- **SUPPLIED TEXT**

Again, I could do some implicit fitting here to only use the attenuation on momentum, or use less of it on slower momentum. But I'm not going to do that.
Summary
To return to the original question: yes we should change our trading behaviour as vol changes.But not in the way you might think, especially if you had extrapolated the performance from March 2020.As vol gets higher faster trading rules do relatively badly, but actually the bigger story is that all momentum rules suffer(as does carry, a bit). Not what I had expected to find, but very interesting. So a big thanks to the internet's hive mind for voting for this option.

- **Document understanding data**
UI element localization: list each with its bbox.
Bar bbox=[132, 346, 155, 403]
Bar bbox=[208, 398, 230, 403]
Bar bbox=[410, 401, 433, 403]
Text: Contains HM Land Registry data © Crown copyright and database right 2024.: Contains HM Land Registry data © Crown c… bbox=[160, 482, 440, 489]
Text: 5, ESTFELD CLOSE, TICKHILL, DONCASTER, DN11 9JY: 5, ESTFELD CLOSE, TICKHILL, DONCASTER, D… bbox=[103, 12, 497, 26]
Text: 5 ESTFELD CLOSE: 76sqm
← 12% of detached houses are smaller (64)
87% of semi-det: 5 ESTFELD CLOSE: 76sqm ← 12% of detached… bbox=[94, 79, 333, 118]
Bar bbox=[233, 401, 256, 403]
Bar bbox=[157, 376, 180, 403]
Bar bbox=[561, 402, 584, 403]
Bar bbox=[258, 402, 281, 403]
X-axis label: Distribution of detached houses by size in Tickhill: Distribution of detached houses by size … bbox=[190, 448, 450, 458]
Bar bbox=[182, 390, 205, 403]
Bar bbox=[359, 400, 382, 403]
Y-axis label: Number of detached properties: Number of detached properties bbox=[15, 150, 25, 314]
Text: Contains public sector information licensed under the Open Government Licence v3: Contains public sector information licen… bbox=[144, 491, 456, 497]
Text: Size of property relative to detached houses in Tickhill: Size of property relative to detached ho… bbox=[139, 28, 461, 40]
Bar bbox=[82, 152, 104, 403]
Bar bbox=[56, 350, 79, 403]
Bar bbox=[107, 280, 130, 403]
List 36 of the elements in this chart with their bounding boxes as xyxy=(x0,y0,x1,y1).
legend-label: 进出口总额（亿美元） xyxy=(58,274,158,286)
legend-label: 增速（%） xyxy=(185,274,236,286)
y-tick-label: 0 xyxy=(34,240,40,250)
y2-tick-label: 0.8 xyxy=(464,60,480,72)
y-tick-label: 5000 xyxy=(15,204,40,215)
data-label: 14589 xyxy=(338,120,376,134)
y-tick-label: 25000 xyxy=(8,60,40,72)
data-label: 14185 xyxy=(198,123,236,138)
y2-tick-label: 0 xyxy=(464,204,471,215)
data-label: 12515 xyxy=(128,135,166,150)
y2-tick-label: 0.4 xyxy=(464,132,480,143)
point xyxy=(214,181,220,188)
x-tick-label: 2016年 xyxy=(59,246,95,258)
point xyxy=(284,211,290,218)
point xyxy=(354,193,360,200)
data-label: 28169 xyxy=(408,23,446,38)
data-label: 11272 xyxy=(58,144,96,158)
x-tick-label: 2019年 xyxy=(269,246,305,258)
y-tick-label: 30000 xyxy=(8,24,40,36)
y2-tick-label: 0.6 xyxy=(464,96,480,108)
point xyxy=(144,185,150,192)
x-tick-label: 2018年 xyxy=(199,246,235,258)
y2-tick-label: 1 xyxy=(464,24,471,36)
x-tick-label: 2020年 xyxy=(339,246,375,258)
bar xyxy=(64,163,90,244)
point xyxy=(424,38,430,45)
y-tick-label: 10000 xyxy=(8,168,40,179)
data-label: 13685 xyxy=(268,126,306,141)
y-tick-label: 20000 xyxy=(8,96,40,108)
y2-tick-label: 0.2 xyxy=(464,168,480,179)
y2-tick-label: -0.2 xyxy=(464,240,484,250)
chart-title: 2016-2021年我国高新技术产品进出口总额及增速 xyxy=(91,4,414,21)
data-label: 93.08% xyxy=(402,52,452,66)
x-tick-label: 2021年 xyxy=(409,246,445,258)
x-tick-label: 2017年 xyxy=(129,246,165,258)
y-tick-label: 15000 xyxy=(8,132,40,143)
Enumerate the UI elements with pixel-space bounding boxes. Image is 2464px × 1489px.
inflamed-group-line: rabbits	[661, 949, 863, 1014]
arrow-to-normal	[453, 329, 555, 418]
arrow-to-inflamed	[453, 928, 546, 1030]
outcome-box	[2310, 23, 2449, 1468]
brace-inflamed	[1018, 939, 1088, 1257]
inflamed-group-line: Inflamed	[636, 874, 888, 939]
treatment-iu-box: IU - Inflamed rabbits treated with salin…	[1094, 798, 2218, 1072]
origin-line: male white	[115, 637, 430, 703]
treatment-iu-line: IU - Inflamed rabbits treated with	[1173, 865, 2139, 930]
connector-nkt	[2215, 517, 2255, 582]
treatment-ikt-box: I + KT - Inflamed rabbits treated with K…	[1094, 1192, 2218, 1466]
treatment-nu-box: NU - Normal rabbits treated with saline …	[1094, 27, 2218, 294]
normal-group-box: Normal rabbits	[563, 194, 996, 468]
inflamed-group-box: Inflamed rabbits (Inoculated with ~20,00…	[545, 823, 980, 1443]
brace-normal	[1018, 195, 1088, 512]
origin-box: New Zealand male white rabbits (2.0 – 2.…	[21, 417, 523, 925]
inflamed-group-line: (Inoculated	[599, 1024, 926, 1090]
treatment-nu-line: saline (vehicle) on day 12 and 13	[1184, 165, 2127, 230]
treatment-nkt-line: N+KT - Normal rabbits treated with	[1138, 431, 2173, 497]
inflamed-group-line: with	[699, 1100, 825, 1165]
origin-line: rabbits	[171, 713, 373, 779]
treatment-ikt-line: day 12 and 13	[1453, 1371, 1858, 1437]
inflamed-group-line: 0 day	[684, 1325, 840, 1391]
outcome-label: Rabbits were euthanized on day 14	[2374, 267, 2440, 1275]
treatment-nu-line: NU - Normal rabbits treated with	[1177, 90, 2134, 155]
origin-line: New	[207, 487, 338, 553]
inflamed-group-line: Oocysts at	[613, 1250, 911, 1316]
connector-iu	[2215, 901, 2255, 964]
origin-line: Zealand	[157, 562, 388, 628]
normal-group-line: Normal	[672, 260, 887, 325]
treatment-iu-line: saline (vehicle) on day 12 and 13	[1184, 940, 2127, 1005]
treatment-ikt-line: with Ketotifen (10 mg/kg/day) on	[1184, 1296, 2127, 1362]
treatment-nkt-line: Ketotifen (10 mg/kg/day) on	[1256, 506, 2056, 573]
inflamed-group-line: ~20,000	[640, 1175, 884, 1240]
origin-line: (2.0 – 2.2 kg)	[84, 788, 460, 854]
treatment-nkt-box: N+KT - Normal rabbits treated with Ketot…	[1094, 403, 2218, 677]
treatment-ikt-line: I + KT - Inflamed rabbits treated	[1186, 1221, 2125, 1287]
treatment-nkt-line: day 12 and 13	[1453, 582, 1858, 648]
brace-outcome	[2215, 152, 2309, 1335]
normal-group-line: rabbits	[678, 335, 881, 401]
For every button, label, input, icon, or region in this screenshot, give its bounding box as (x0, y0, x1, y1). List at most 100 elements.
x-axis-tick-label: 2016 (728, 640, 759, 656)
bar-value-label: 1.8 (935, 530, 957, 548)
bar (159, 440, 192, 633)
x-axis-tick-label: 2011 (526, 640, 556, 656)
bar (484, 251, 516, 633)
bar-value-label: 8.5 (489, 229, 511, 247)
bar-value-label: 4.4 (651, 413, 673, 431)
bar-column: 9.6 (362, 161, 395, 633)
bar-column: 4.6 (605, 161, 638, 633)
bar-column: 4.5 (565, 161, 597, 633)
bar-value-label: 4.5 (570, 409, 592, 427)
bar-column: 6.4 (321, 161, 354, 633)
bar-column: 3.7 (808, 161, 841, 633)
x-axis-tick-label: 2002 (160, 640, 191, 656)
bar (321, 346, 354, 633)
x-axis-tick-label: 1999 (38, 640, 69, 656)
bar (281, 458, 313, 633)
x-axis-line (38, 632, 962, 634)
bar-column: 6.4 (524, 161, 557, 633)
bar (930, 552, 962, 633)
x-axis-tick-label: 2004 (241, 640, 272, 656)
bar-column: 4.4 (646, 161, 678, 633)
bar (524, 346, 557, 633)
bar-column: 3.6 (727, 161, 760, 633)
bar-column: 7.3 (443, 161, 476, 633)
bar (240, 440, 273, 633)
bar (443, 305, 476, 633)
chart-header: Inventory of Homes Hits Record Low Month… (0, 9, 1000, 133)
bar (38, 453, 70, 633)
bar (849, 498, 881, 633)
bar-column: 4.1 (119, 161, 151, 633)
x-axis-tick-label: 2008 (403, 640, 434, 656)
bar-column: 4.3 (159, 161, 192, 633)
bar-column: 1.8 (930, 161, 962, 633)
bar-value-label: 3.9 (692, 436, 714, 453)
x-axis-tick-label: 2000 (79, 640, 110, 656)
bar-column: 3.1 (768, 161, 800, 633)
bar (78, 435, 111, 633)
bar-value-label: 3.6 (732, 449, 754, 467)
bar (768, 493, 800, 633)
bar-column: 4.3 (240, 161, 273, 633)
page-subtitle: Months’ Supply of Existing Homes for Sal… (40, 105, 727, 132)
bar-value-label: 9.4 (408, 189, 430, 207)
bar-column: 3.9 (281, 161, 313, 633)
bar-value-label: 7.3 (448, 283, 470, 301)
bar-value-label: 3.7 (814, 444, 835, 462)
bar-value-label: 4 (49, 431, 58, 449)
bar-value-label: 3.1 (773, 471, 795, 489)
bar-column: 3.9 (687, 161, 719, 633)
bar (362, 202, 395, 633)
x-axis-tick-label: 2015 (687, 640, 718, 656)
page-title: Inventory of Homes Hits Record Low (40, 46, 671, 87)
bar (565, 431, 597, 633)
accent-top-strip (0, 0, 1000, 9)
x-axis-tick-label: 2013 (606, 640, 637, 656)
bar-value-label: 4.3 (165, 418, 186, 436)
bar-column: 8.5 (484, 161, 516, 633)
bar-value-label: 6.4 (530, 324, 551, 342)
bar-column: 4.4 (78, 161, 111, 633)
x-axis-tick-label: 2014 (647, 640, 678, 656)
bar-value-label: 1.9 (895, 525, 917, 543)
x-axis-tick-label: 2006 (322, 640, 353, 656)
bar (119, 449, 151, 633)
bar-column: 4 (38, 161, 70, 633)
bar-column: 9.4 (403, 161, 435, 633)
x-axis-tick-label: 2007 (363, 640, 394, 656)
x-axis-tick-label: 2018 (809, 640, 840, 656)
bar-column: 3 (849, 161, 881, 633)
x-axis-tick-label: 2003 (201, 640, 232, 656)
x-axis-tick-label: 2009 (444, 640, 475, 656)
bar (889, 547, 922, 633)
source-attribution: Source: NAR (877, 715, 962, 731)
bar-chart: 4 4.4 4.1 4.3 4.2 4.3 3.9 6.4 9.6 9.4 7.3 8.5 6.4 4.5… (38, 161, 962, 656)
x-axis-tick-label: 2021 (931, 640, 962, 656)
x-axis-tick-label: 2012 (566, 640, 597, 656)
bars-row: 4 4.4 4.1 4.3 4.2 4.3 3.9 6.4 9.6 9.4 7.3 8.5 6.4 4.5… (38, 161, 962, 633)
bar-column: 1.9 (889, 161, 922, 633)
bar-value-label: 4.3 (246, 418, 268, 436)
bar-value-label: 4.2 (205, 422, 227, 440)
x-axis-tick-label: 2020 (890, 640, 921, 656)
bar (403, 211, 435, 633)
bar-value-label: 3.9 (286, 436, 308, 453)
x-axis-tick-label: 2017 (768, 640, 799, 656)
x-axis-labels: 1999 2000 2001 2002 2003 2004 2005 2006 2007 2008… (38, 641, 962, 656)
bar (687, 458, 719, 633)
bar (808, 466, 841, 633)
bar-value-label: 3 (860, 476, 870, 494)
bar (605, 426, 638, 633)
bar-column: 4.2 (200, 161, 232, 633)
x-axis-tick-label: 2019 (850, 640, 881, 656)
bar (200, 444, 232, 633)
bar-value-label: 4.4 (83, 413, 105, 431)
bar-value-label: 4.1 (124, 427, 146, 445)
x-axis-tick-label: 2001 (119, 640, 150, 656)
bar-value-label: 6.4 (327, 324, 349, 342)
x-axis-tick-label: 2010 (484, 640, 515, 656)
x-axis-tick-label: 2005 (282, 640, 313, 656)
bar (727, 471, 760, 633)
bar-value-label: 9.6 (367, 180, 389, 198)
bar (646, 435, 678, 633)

- **WHAT THE TASK ASKS**
Answer these questions about the trading excerpt.
(a) What implicit fitting does the writer say they could do but will not?
(b) According to the summary, which rules suffer as volatility gets higher?
(c) Whom does the writer thank for voting for this option?
The items are separate material, unrelated to the excerpt above.

- **YOUR RESPONSE**
(a) Using the attenuation only on momentum, or using less of it on slower momentum.
(b) All momentum rules suffer, and carry suffers a bit.
(c) The internet's hive mind.